[Records about charts and figures]

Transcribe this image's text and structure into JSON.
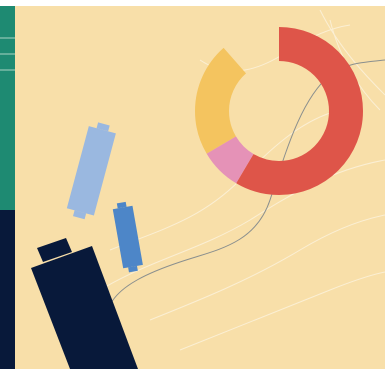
{
  "palette": {
    "page_background": "#ffffff",
    "canvas_background": "#f8dfa9",
    "sidebar_teal": "#1e8a72",
    "sidebar_navy": "#08193a",
    "sidebar_lines": "#a9d4c4",
    "donut_red": "#de5549",
    "donut_yellow": "#f4c45f",
    "donut_pink": "#e592b7",
    "candle_light_blue": "#9ab8e0",
    "candle_mid_blue": "#4d86c8",
    "candle_navy": "#08193a",
    "trend_line": "#8a8f8e",
    "decorative_lines": "#fbefd4"
  },
  "donut": {
    "segments": [
      {
        "name": "red",
        "fraction": 0.585,
        "color": "#de5549"
      },
      {
        "name": "pink",
        "fraction": 0.08,
        "color": "#e592b7"
      },
      {
        "name": "yellow",
        "fraction": 0.22,
        "color": "#f4c45f"
      }
    ]
  },
  "icons": {
    "donut": "donut-chart-icon",
    "candles": "candlestick-icon",
    "trend": "trend-line-icon"
  }
}
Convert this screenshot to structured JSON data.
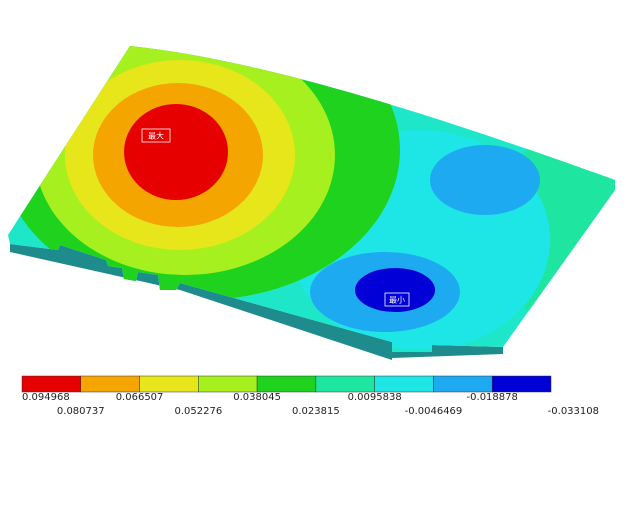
{
  "plot": {
    "max_label": "最大",
    "min_label": "最小"
  },
  "legend": {
    "values": [
      0.094968,
      0.080737,
      0.066507,
      0.052276,
      0.038045,
      0.023815,
      0.0095838,
      -0.0046469,
      -0.018878,
      -0.033108
    ],
    "colors": [
      "#e60000",
      "#f5a500",
      "#e6e61a",
      "#a5f01e",
      "#1ed21e",
      "#1ee6a0",
      "#1ee6e6",
      "#1eaaf0",
      "#0000d7"
    ]
  }
}
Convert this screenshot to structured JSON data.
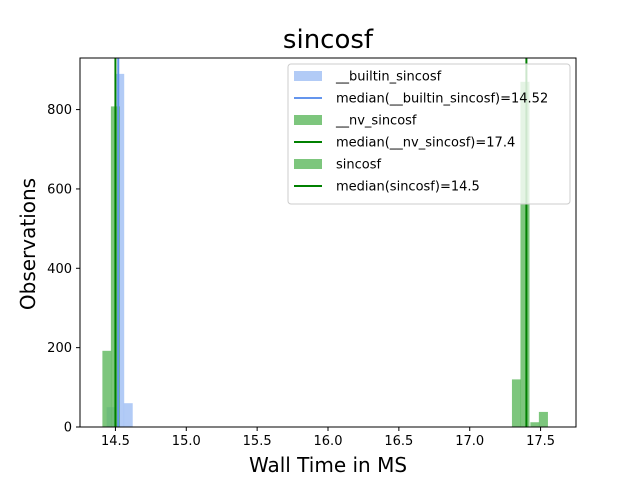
{
  "chart_data": {
    "type": "bar",
    "title": "sincosf",
    "xlabel": "Wall Time in MS",
    "ylabel": "Observations",
    "xlim": [
      14.25,
      17.75
    ],
    "ylim": [
      0,
      930
    ],
    "xticks": [
      "14.5",
      "15.0",
      "15.5",
      "16.0",
      "16.5",
      "17.0",
      "17.5"
    ],
    "yticks": [
      "0",
      "200",
      "400",
      "600",
      "800"
    ],
    "legend_position": "top-right",
    "bin_width": 0.064,
    "series": [
      {
        "name": "__builtin_sincosf",
        "color": "#a4c2f4",
        "opacity": 0.85,
        "bins": [
          {
            "x": 14.47,
            "count": 50
          },
          {
            "x": 14.53,
            "count": 890
          },
          {
            "x": 14.59,
            "count": 60
          }
        ],
        "median": {
          "label": "median(__builtin_sincosf)=14.52",
          "value": 14.52,
          "color": "#6495ed"
        }
      },
      {
        "name": "__nv_sincosf",
        "color": "#5cb85c",
        "opacity": 0.8,
        "bins": [
          {
            "x": 17.33,
            "count": 120
          },
          {
            "x": 17.39,
            "count": 870
          },
          {
            "x": 17.46,
            "count": 12
          },
          {
            "x": 17.52,
            "count": 38
          }
        ],
        "median": {
          "label": "median(__nv_sincosf)=17.4",
          "value": 17.4,
          "color": "#008000"
        }
      },
      {
        "name": "sincosf",
        "color": "#5cb85c",
        "opacity": 0.8,
        "bins": [
          {
            "x": 14.44,
            "count": 192
          },
          {
            "x": 14.5,
            "count": 808
          }
        ],
        "median": {
          "label": "median(sincosf)=14.5",
          "value": 14.5,
          "color": "#008000"
        }
      }
    ]
  }
}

▸ **TASK GOAL**
Verbatim reproduction of every record is required; images are left out.

▸ **SOLUTION FOR THIS PROBLEM**
Transcribe this image's text and structure into JSON.
{
  "palette": {
    "page_background": "#ffffff",
    "canvas_background": "#f8dfa9",
    "sidebar_teal": "#1e8a72",
    "sidebar_navy": "#08193a",
    "sidebar_lines": "#a9d4c4",
    "donut_red": "#de5549",
    "donut_yellow": "#f4c45f",
    "donut_pink": "#e592b7",
    "candle_light_blue": "#9ab8e0",
    "candle_mid_blue": "#4d86c8",
    "candle_navy": "#08193a",
    "trend_line": "#8a8f8e",
    "decorative_lines": "#fbefd4"
  },
  "donut": {
    "segments": [
      {
        "name": "red",
        "fraction": 0.585,
        "color": "#de5549"
      },
      {
        "name": "pink",
        "fraction": 0.08,
        "color": "#e592b7"
      },
      {
        "name": "yellow",
        "fraction": 0.22,
        "color": "#f4c45f"
      }
    ]
  },
  "icons": {
    "donut": "donut-chart-icon",
    "candles": "candlestick-icon",
    "trend": "trend-line-icon"
  }
}
Convert this screenshot to structured JSON data.
{
  "plot": {
    "max_label": "最大",
    "min_label": "最小"
  },
  "legend": {
    "values": [
      0.094968,
      0.080737,
      0.066507,
      0.052276,
      0.038045,
      0.023815,
      0.0095838,
      -0.0046469,
      -0.018878,
      -0.033108
    ],
    "colors": [
      "#e60000",
      "#f5a500",
      "#e6e61a",
      "#a5f01e",
      "#1ed21e",
      "#1ee6a0",
      "#1ee6e6",
      "#1eaaf0",
      "#0000d7"
    ]
  }
}
Convert this screenshot to structured JSON data.
{
  "chart_data": {
    "type": "bar",
    "title": "sincosf",
    "xlabel": "Wall Time in MS",
    "ylabel": "Observations",
    "xlim": [
      14.25,
      17.75
    ],
    "ylim": [
      0,
      930
    ],
    "xticks": [
      "14.5",
      "15.0",
      "15.5",
      "16.0",
      "16.5",
      "17.0",
      "17.5"
    ],
    "yticks": [
      "0",
      "200",
      "400",
      "600",
      "800"
    ],
    "legend_position": "top-right",
    "bin_width": 0.064,
    "series": [
      {
        "name": "__builtin_sincosf",
        "color": "#a4c2f4",
        "opacity": 0.85,
        "bins": [
          {
            "x": 14.47,
            "count": 50
          },
          {
            "x": 14.53,
            "count": 890
          },
          {
            "x": 14.59,
            "count": 60
          }
        ],
        "median": {
          "label": "median(__builtin_sincosf)=14.52",
          "value": 14.52,
          "color": "#6495ed"
        }
      },
      {
        "name": "__nv_sincosf",
        "color": "#5cb85c",
        "opacity": 0.8,
        "bins": [
          {
            "x": 17.33,
            "count": 120
          },
          {
            "x": 17.39,
            "count": 870
          },
          {
            "x": 17.46,
            "count": 12
          },
          {
            "x": 17.52,
            "count": 38
          }
        ],
        "median": {
          "label": "median(__nv_sincosf)=17.4",
          "value": 17.4,
          "color": "#008000"
        }
      },
      {
        "name": "sincosf",
        "color": "#5cb85c",
        "opacity": 0.8,
        "bins": [
          {
            "x": 14.44,
            "count": 192
          },
          {
            "x": 14.5,
            "count": 808
          }
        ],
        "median": {
          "label": "median(sincosf)=14.5",
          "value": 14.5,
          "color": "#008000"
        }
      }
    ]
  }
}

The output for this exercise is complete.